> Given request 1: Decide whether each statement below agrees with the passage on document classification. For each, answer yes or no and quote the deciding words of the passage. (a) The Titan Multimodal Embeddings model must be trained before it can classify new document types. (b) In the claims adjudication example, the accounts payable team receives the invoice. (c) The Amazon Titan Multimodal Embedding model was trained using cosine similarity.
> Given request 2: Rename "business workflows" to "enterprise workflows" in the passage on document classification below, and write out the stretch from "It generates optimized" to "document classification capabilities." with that change.

Organizations across industries want to categorize and extract insights from high volumes of documents of different formats. Manually processing these documents to classify and extract information remains expensive, error prone, and difficult to scale. Advances in generative artificial intelligence (AI) have given rise to intelligent document processing (IDP) solutions that can automate the document classification, and create a cost-effective classification layer capable of handling diverse, unstructured enterprise documents.
Categorizing documents is an important first step in IDP systems. It helps you determine the next set of actions to take depending on the type of document. For example, during the claims adjudication process, the accounts payable team receives the invoice, whereas the claims department manages the contract or policy documents. Traditional rule engines or ML-based classification can classify the documents, but often reach a limit on types of document formats and support for the dynamic addition of a new classes of document. For more information, see Amazon Comprehend document classifier adds layout support for higher accuracy.
In this post, we discuss document classification using the Amazon Titan Multimodal Embeddings model to classify any document types without the need for training.
Amazon recently introduced Titan Multimodal Embeddings in Amazon Bedrock. This model can create embeddings for images and text, enabling the creation of document embeddings to be used in new document classification workflows.
It generates optimized vector representations of documents scanned as images. By encoding both visual and textual components into unified numerical vectors that encapsulate semantic meaning, it enables rapid indexing, powerful contextual search, and accurate classification of documents.
As new document templates and types emerge in business workflows, you can simply invoke the Amazon Bedrock API to dynamically vectorize them and append to their IDP systems to rapidly enhance document classification capabilities.
Let’s examine the following document classification solution with the Amazon Titan Multimodal Embeddings model. For optimal performance, you should customize the solution to your specific use case and existing IDP pipeline setup.
This solution classifies documents using vector embedding semantic search by matching an input document to an already indexed gallery of documents. We use the following key components:
In the labeling process, a sample set of business documents like invoices, bank statements, or prescriptions are converted into embeddings using the Amazon Titan Multimodal Embeddings model and stored in a vector database against predefined labels. The Amazon Titan Multimodal Embedding model was trained using the Euclidean L2 algorithm and therefore for best results the vector database used should support this algorithm.

> Material provided:
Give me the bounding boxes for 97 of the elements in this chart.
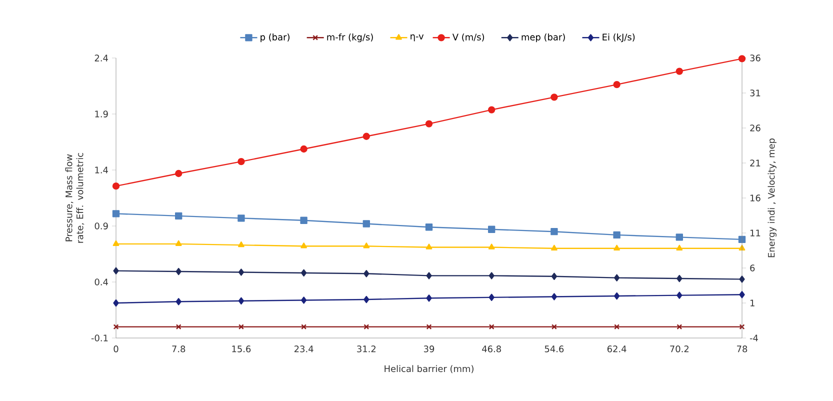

> Full answer 1:
(a) No: "to classify any document types without the need for training"
(b) Yes: "the accounts payable team receives the invoice"
(c) No: "was trained using the Euclidean L2 algorithm"

> Full answer 2:
It generates optimized vector representations of documents scanned as images. By encoding both visual and textual components into unified numerical vectors that encapsulate semantic meaning, it enables rapid indexing, powerful contextual search, and accurate classification of documents.
As new document templates and types emerge in enterprise workflows, you can simply invoke the Amazon Bedrock API to dynamically vectorize them and append to their IDP systems to rapidly enhance document classification capabilities.